(A run of records)
━━━━━━━━

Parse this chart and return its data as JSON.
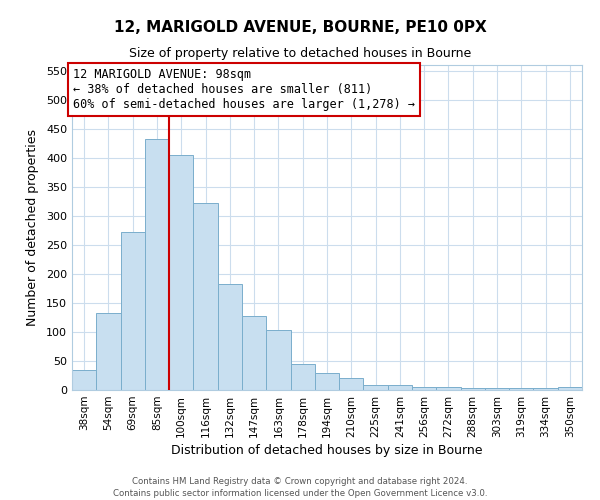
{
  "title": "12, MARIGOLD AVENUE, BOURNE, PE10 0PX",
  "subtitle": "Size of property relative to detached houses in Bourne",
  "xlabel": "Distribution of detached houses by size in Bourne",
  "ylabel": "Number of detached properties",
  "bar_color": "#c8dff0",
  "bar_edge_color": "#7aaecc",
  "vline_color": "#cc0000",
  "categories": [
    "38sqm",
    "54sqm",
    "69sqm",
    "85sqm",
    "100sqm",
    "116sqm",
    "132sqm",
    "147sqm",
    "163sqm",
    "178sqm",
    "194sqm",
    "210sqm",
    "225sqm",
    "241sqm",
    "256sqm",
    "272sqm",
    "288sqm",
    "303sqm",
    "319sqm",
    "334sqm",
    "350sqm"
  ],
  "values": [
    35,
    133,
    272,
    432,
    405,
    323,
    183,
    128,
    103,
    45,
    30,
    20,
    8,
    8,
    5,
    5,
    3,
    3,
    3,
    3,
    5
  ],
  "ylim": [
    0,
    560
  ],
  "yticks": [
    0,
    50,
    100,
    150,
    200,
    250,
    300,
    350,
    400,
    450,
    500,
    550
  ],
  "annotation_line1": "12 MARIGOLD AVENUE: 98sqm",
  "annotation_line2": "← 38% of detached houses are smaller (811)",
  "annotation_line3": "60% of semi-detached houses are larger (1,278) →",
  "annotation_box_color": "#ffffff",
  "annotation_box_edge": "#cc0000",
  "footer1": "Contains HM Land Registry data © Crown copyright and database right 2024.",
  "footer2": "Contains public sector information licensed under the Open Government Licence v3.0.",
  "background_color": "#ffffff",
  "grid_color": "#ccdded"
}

━━━━━━━━

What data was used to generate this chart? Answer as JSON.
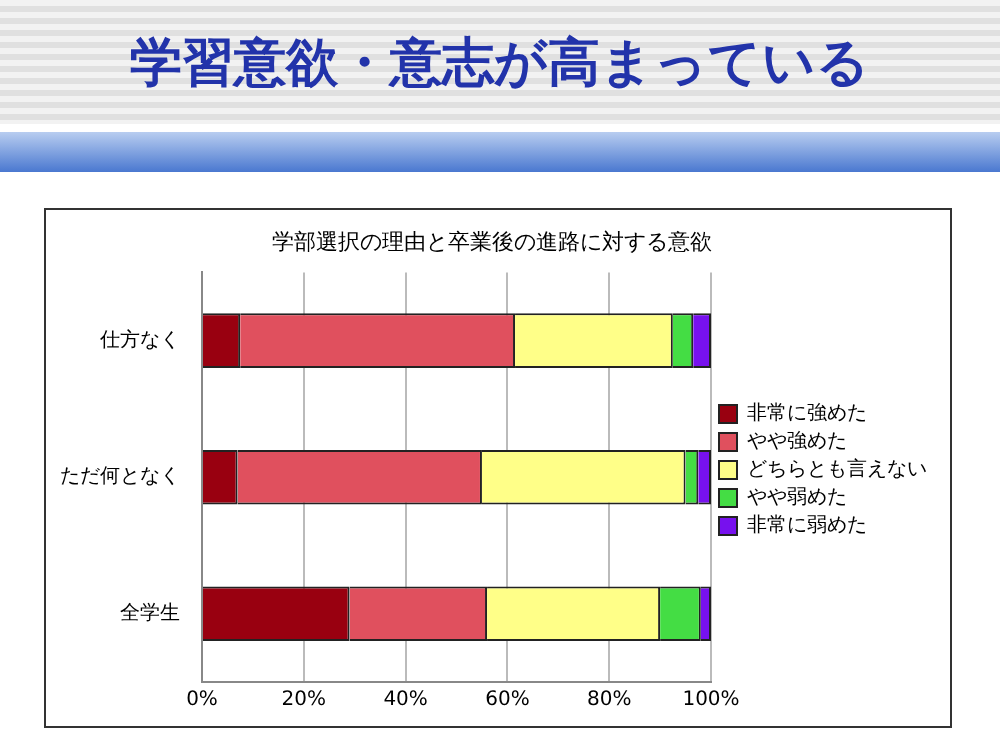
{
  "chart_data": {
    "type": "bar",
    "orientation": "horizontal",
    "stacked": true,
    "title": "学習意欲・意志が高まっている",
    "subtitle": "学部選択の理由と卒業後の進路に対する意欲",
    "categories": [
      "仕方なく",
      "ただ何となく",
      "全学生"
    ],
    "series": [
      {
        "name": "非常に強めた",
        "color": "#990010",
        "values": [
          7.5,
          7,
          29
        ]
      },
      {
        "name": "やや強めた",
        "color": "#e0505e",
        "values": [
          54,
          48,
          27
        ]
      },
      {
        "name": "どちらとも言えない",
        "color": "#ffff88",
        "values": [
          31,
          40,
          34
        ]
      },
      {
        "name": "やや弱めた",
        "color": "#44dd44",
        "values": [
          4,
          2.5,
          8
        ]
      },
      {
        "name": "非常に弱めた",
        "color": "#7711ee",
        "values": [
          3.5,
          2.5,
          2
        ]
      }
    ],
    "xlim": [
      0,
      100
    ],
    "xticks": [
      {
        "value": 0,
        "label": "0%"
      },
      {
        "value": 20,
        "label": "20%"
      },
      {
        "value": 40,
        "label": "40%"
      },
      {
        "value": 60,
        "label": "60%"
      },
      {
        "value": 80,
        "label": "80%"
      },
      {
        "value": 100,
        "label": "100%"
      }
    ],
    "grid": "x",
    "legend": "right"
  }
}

━━━━━━━━

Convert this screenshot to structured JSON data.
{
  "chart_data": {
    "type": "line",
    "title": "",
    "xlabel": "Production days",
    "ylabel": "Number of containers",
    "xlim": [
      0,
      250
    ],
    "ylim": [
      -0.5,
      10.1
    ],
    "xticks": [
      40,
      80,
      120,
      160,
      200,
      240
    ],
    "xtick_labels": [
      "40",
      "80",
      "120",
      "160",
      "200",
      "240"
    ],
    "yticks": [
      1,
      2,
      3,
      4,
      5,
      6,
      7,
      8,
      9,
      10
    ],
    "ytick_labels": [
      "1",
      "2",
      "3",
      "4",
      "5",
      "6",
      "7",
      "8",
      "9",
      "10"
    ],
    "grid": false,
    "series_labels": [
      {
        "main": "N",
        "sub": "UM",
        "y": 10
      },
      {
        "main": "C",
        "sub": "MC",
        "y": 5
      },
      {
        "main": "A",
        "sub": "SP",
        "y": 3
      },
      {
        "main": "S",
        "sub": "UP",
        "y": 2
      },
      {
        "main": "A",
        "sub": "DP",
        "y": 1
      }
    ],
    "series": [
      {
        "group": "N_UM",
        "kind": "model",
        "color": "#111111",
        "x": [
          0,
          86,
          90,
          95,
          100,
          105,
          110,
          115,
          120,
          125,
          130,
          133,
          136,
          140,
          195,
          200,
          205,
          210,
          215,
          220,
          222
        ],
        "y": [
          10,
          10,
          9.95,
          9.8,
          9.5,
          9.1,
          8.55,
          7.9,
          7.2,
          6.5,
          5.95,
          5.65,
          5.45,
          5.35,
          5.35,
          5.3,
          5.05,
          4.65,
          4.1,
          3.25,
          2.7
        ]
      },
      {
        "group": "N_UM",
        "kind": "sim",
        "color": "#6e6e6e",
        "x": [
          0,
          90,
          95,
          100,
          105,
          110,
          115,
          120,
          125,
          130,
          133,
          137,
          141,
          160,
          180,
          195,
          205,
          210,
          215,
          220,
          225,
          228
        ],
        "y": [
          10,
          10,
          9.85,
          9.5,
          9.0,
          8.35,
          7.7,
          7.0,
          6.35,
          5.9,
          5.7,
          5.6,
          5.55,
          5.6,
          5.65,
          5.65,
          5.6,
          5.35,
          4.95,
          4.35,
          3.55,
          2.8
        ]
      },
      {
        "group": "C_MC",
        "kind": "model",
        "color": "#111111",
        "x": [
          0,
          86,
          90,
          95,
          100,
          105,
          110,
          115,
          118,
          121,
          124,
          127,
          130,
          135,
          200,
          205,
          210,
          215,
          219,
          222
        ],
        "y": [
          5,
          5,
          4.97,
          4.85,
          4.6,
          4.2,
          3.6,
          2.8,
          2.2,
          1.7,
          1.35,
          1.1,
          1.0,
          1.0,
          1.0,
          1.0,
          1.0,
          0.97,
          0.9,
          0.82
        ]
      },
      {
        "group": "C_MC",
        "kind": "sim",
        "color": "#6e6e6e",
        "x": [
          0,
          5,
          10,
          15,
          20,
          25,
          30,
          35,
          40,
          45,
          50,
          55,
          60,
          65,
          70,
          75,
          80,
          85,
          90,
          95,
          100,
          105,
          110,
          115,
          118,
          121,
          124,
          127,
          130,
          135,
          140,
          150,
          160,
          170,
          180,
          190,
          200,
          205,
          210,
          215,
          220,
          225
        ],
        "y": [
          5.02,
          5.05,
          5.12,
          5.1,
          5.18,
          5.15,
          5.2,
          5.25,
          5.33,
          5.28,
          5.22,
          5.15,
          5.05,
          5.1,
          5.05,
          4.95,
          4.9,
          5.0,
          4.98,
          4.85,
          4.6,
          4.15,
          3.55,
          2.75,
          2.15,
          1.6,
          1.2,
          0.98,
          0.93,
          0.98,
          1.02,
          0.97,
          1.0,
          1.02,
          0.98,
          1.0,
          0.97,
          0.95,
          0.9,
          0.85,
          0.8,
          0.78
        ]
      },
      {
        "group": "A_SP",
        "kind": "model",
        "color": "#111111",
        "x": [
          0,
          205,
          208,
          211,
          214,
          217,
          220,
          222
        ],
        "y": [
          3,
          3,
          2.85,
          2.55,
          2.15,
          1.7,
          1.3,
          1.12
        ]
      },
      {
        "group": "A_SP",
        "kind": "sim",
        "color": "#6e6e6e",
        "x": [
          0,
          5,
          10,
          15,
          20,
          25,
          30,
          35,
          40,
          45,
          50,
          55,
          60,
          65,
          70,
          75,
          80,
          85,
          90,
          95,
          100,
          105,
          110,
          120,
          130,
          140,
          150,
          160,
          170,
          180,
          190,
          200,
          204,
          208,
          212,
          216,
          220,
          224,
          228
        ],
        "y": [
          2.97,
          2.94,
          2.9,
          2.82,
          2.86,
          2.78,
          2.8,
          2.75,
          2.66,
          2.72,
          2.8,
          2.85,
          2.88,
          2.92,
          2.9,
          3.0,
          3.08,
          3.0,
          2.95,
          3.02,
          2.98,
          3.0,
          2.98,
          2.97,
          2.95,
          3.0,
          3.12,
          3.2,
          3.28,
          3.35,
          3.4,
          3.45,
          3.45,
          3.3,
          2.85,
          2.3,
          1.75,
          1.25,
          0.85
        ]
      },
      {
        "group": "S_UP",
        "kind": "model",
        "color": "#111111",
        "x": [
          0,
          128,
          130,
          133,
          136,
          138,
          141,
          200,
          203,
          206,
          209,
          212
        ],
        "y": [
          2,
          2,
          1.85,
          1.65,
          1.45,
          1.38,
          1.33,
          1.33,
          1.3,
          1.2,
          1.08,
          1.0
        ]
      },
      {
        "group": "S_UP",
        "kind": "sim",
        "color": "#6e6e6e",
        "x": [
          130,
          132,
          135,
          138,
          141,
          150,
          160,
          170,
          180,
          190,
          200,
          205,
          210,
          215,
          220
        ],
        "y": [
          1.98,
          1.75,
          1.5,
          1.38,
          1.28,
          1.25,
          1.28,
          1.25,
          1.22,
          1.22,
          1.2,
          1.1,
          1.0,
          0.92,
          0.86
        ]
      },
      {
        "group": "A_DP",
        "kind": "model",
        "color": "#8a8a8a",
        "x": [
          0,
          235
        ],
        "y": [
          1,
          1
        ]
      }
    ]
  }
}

━━━━━━━━

— What you need to do —
Go through the records. Copy each line where "Number" appears.

— Task response —
  "ylabel": "Number of detached properties",
    "ylabel": "Number of containers",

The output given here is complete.